> **RECORDS FOR PROCESSING**:
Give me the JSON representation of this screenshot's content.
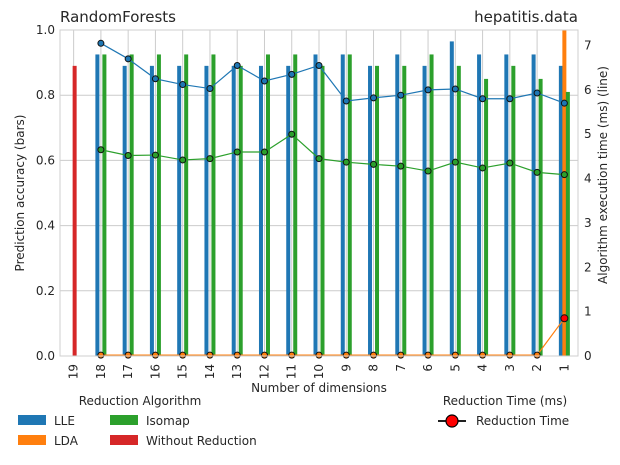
{
  "chart_data": {
    "type": "bar+line",
    "title_left": "RandomForests",
    "title_right": "hepatitis.data",
    "xlabel": "Number of dimensions",
    "ylabel_left": "Prediction accuracy (bars)",
    "ylabel_right": "Algorithm execution time (ms) (line)",
    "ylim_left": [
      0,
      1.0
    ],
    "ylim_right": [
      0,
      7.35
    ],
    "yticks_left": [
      "0.0",
      "0.2",
      "0.4",
      "0.6",
      "0.8",
      "1.0"
    ],
    "yticks_right": [
      "0",
      "1",
      "2",
      "3",
      "4",
      "5",
      "6",
      "7"
    ],
    "categories": [
      "19",
      "18",
      "17",
      "16",
      "15",
      "14",
      "13",
      "12",
      "11",
      "10",
      "9",
      "8",
      "7",
      "6",
      "5",
      "4",
      "3",
      "2",
      "1"
    ],
    "bar_series": [
      {
        "name": "LLE",
        "color": "#1f77b4",
        "values": [
          null,
          0.925,
          0.89,
          0.89,
          0.89,
          0.89,
          0.89,
          0.89,
          0.89,
          0.925,
          0.925,
          0.89,
          0.925,
          0.89,
          0.965,
          0.925,
          0.925,
          0.925,
          0.89
        ]
      },
      {
        "name": "LDA",
        "color": "#ff7f0e",
        "values": [
          null,
          null,
          null,
          null,
          null,
          null,
          null,
          null,
          null,
          null,
          null,
          null,
          null,
          null,
          null,
          null,
          null,
          null,
          1.0
        ]
      },
      {
        "name": "Isomap",
        "color": "#2ca02c",
        "values": [
          null,
          0.925,
          0.925,
          0.925,
          0.925,
          0.925,
          0.89,
          0.925,
          0.925,
          0.89,
          0.925,
          0.89,
          0.89,
          0.925,
          0.89,
          0.85,
          0.89,
          0.85,
          0.81
        ]
      },
      {
        "name": "Without Reduction",
        "color": "#d62728",
        "values": [
          0.89,
          null,
          null,
          null,
          null,
          null,
          null,
          null,
          null,
          null,
          null,
          null,
          null,
          null,
          null,
          null,
          null,
          null,
          null
        ]
      }
    ],
    "line_series": [
      {
        "name": "LLE",
        "color": "#1f77b4",
        "values": [
          null,
          7.05,
          6.7,
          6.25,
          6.12,
          6.03,
          6.55,
          6.2,
          6.35,
          6.55,
          5.75,
          5.82,
          5.88,
          6.0,
          6.02,
          5.8,
          5.8,
          5.93,
          5.7
        ]
      },
      {
        "name": "LDA",
        "color": "#ff7f0e",
        "values": [
          null,
          0.02,
          0.02,
          0.02,
          0.02,
          0.02,
          0.02,
          0.02,
          0.02,
          0.02,
          0.02,
          0.02,
          0.02,
          0.02,
          0.02,
          0.02,
          0.02,
          0.02,
          0.85
        ]
      },
      {
        "name": "Isomap",
        "color": "#2ca02c",
        "values": [
          null,
          4.65,
          4.52,
          4.53,
          4.42,
          4.45,
          4.6,
          4.6,
          5.0,
          4.45,
          4.37,
          4.32,
          4.28,
          4.17,
          4.37,
          4.24,
          4.35,
          4.14,
          4.09
        ]
      }
    ],
    "legend_bars_title": "Reduction Algorithm",
    "legend_line_title": "Reduction Time (ms)",
    "legend_line_label": "Reduction Time",
    "legend_bar_labels": [
      "LLE",
      "LDA",
      "Isomap",
      "Without Reduction"
    ],
    "legend_line_color": "#ff0000",
    "grid": true,
    "legend_placement": "bottom"
  }
}
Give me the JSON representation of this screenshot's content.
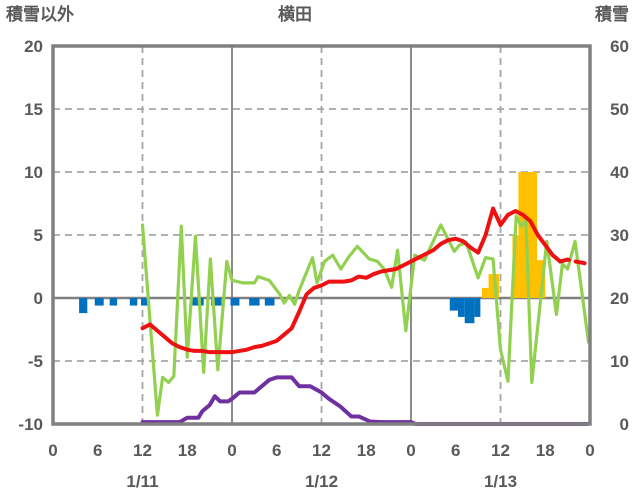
{
  "header": {
    "left_axis_title": "積雪以外",
    "chart_title": "横田",
    "right_axis_title": "積雪"
  },
  "chart_data": {
    "type": "line+bar combo (weather observation chart)",
    "title": "横田",
    "left_axis": {
      "label": "積雪以外",
      "range": [
        -10,
        20
      ],
      "ticks": [
        20,
        15,
        10,
        5,
        0,
        -5,
        -10
      ],
      "gridlines_dashed_at": [
        15,
        10,
        5,
        -5
      ],
      "zero_line_solid": true
    },
    "right_axis": {
      "label": "積雪",
      "range": [
        0,
        60
      ],
      "ticks": [
        60,
        50,
        40,
        30,
        20,
        10,
        0
      ],
      "mapping": "right = (left + 10) * 2"
    },
    "x_axis": {
      "unit": "hour",
      "range_hours": [
        0,
        72
      ],
      "tick_hours": [
        0,
        6,
        12,
        18,
        24,
        30,
        36,
        42,
        48,
        54,
        60,
        66,
        72
      ],
      "tick_labels": [
        "0",
        "6",
        "12",
        "18",
        "0",
        "6",
        "12",
        "18",
        "0",
        "6",
        "12",
        "18",
        "0"
      ],
      "day_labels": [
        {
          "hour": 12,
          "label": "1/11"
        },
        {
          "hour": 36,
          "label": "1/12"
        },
        {
          "hour": 60,
          "label": "1/13"
        }
      ],
      "dashed_vertical_at_hours": [
        12,
        36,
        60
      ],
      "solid_vertical_at_hours": [
        24,
        48
      ],
      "grid": true
    },
    "series": [
      {
        "name": "red-line",
        "axis": "left",
        "style": "solid, dashed forecast tail",
        "color": "#ee1111",
        "points": [
          [
            12,
            -2.4
          ],
          [
            13,
            -2.1
          ],
          [
            14,
            -2.6
          ],
          [
            15,
            -3.1
          ],
          [
            16,
            -3.6
          ],
          [
            17,
            -3.9
          ],
          [
            18,
            -4.1
          ],
          [
            19,
            -4.2
          ],
          [
            20,
            -4.2
          ],
          [
            21,
            -4.3
          ],
          [
            22,
            -4.3
          ],
          [
            23,
            -4.3
          ],
          [
            24,
            -4.3
          ],
          [
            25,
            -4.2
          ],
          [
            26,
            -4.1
          ],
          [
            27,
            -3.9
          ],
          [
            28,
            -3.8
          ],
          [
            29,
            -3.6
          ],
          [
            30,
            -3.4
          ],
          [
            31,
            -2.9
          ],
          [
            32,
            -2.4
          ],
          [
            33,
            -1.1
          ],
          [
            34,
            0.3
          ],
          [
            35,
            0.8
          ],
          [
            36,
            1.0
          ],
          [
            37,
            1.3
          ],
          [
            38,
            1.3
          ],
          [
            39,
            1.3
          ],
          [
            40,
            1.4
          ],
          [
            41,
            1.7
          ],
          [
            42,
            1.6
          ],
          [
            43,
            1.9
          ],
          [
            44,
            2.1
          ],
          [
            45,
            2.2
          ],
          [
            46,
            2.3
          ],
          [
            47,
            2.6
          ],
          [
            48,
            2.9
          ],
          [
            49,
            3.2
          ],
          [
            50,
            3.5
          ],
          [
            51,
            3.8
          ],
          [
            52,
            4.3
          ],
          [
            53,
            4.6
          ],
          [
            54,
            4.7
          ],
          [
            55,
            4.5
          ],
          [
            56,
            4.0
          ],
          [
            57,
            3.6
          ],
          [
            58,
            5.0
          ],
          [
            59,
            7.1
          ],
          [
            60,
            5.8
          ],
          [
            61,
            6.6
          ],
          [
            62,
            6.9
          ],
          [
            63,
            6.6
          ],
          [
            64,
            6.1
          ],
          [
            65,
            5.0
          ],
          [
            66,
            4.2
          ],
          [
            67,
            3.4
          ],
          [
            68,
            2.9
          ]
        ],
        "dashed_points": [
          [
            68,
            2.9
          ],
          [
            69,
            3.05
          ],
          [
            70,
            2.9
          ],
          [
            71,
            2.8
          ],
          [
            72,
            2.65
          ]
        ]
      },
      {
        "name": "green-line",
        "axis": "left",
        "style": "solid",
        "color": "#92d050",
        "points": [
          [
            12,
            5.8
          ],
          [
            14,
            -9.3
          ],
          [
            14.7,
            -6.3
          ],
          [
            15.5,
            -6.7
          ],
          [
            16.2,
            -6.2
          ],
          [
            17.2,
            5.7
          ],
          [
            18,
            -4.7
          ],
          [
            19.1,
            4.9
          ],
          [
            20.2,
            -5.9
          ],
          [
            21.1,
            3.1
          ],
          [
            22.1,
            -5.7
          ],
          [
            23.3,
            2.9
          ],
          [
            24,
            1.4
          ],
          [
            25.5,
            1.2
          ],
          [
            27,
            1.2
          ],
          [
            27.5,
            1.7
          ],
          [
            29,
            1.4
          ],
          [
            30.4,
            0.3
          ],
          [
            31,
            -0.4
          ],
          [
            31.7,
            0.2
          ],
          [
            32.4,
            -0.5
          ],
          [
            33,
            0.6
          ],
          [
            34.8,
            3.2
          ],
          [
            35.4,
            1.2
          ],
          [
            36.4,
            2.9
          ],
          [
            37.5,
            3.4
          ],
          [
            38.6,
            2.3
          ],
          [
            39.7,
            3.3
          ],
          [
            40.8,
            4.1
          ],
          [
            42.4,
            3.1
          ],
          [
            43.5,
            2.9
          ],
          [
            44.4,
            2.3
          ],
          [
            45.4,
            0.85
          ],
          [
            46.2,
            3.8
          ],
          [
            47.3,
            -2.6
          ],
          [
            48.5,
            3.4
          ],
          [
            49.8,
            3.0
          ],
          [
            52,
            5.8
          ],
          [
            53.8,
            3.7
          ],
          [
            54.5,
            4.2
          ],
          [
            55.4,
            4.4
          ],
          [
            57,
            1.6
          ],
          [
            58,
            3.2
          ],
          [
            59,
            3.1
          ],
          [
            60,
            -4.1
          ],
          [
            61,
            -6.6
          ],
          [
            62.1,
            6.5
          ],
          [
            62.8,
            5.7
          ],
          [
            63.4,
            6.2
          ],
          [
            64.2,
            -6.7
          ],
          [
            66.2,
            4.5
          ],
          [
            67.5,
            -1.3
          ],
          [
            68.3,
            2.7
          ],
          [
            69,
            2.3
          ],
          [
            70,
            4.5
          ],
          [
            71.8,
            -3.5
          ]
        ]
      },
      {
        "name": "purple-line",
        "axis": "right",
        "style": "solid",
        "color": "#7030a0",
        "unit": "cm (right axis)",
        "points_cm": [
          [
            12,
            0.3
          ],
          [
            17,
            0.3
          ],
          [
            18,
            1
          ],
          [
            19.5,
            1
          ],
          [
            20,
            2
          ],
          [
            21,
            3
          ],
          [
            21.7,
            4.4
          ],
          [
            22.4,
            3.6
          ],
          [
            23.5,
            3.6
          ],
          [
            24,
            4
          ],
          [
            25,
            5
          ],
          [
            27,
            5
          ],
          [
            28,
            6
          ],
          [
            29,
            7
          ],
          [
            30,
            7.4
          ],
          [
            32,
            7.4
          ],
          [
            33,
            6
          ],
          [
            34.5,
            6
          ],
          [
            36,
            5
          ],
          [
            37,
            4
          ],
          [
            38.5,
            2.8
          ],
          [
            40,
            1.2
          ],
          [
            41,
            1.2
          ],
          [
            42.5,
            0.4
          ],
          [
            44,
            0.3
          ],
          [
            48,
            0.3
          ],
          [
            48.6,
            0
          ],
          [
            71.6,
            0
          ]
        ]
      },
      {
        "name": "blue-bars",
        "axis": "left",
        "type": "bar",
        "color": "#0070c0",
        "bars_h0_h1_value": [
          [
            3.5,
            4.6,
            -1.2
          ],
          [
            5.6,
            6.8,
            -0.6
          ],
          [
            7.6,
            8.6,
            -0.6
          ],
          [
            10.3,
            11.3,
            -0.6
          ],
          [
            11.8,
            12.9,
            -0.6
          ],
          [
            18.7,
            20.2,
            -0.6
          ],
          [
            21.2,
            22.6,
            -0.6
          ],
          [
            23.8,
            25,
            -0.6
          ],
          [
            26.3,
            27.7,
            -0.6
          ],
          [
            28.4,
            29.7,
            -0.6
          ],
          [
            53.2,
            54.3,
            -1
          ],
          [
            54.3,
            55.2,
            -1.5
          ],
          [
            55.2,
            56.5,
            -2
          ],
          [
            56.5,
            57.3,
            -1.5
          ]
        ]
      },
      {
        "name": "orange-bars",
        "axis": "left",
        "type": "bar",
        "color": "#ffc000",
        "bars_h0_h1_value": [
          [
            57.5,
            58.4,
            0.8
          ],
          [
            58.4,
            59.8,
            1.9
          ],
          [
            61.6,
            62.4,
            5
          ],
          [
            62.4,
            64.9,
            10
          ],
          [
            64.9,
            66,
            3
          ]
        ]
      }
    ],
    "colors": {
      "frame": "#808080",
      "zero_line": "#808080",
      "day_line": "#8c8c8c",
      "gridline": "#a6a6a6",
      "text": "#595959",
      "background": "#ffffff"
    },
    "legend": "none visible"
  }
}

> **INSTRUCTIONS TO FOLLOW**:
Copy each line of the listing that includes "true".

> **RESPONSE TO THIS TASK**:
    "grid": true,
      "zero_line_solid": true
      "grid": true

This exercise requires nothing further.